▶ [STATED EXERCISE]: In the entries below, find the lines that contain the word "Familie" and copy them.

▶ [RECORD EXCERPTS]:
--- Begin ---

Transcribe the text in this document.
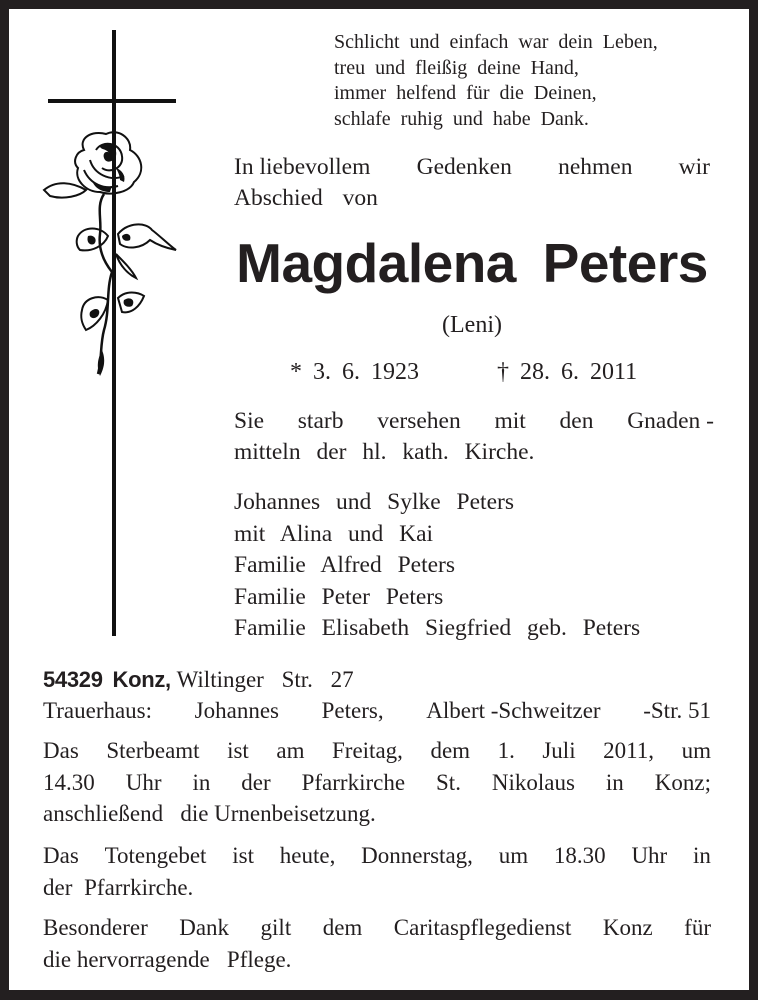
Schlicht und einfach war dein Leben,
treu und fleißig deine Hand,
immer helfend für die Deinen,
schlafe ruhig und habe Dank.
In liebevollem Gedenken nehmen wir
Abschied von
Magdalena Peters
(Leni)
* 3. 6. 1923	† 28. 6. 2011
Sie starb versehen mit den Gnaden -
mitteln der hl. kath. Kirche.
Johannes und Sylke Peters
mit Alina und Kai
Familie Alfred Peters
Familie Peter Peters
Familie Elisabeth Siegfried geb. Peters
54329 Konz, Wiltinger Str. 27
Trauerhaus: Johannes Peters, Albert -Schweitzer -Str. 51
Das Sterbeamt ist am Freitag, dem 1. Juli 2011, um
14.30 Uhr in der Pfarrkirche St. Nikolaus in Konz;
anschließend   die Urnenbeisetzung.
Das Totengebet ist heute, Donnerstag, um 18.30 Uhr in
der Pfarrkirche.
Besonderer Dank gilt dem Caritaspflegedienst Konz für
die hervorragende   Pflege.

--- End ---

▶ [CORRECT RESPONSE]:
Familie Alfred Peters
Familie Peter Peters
Familie Elisabeth Siegfried geb. Peters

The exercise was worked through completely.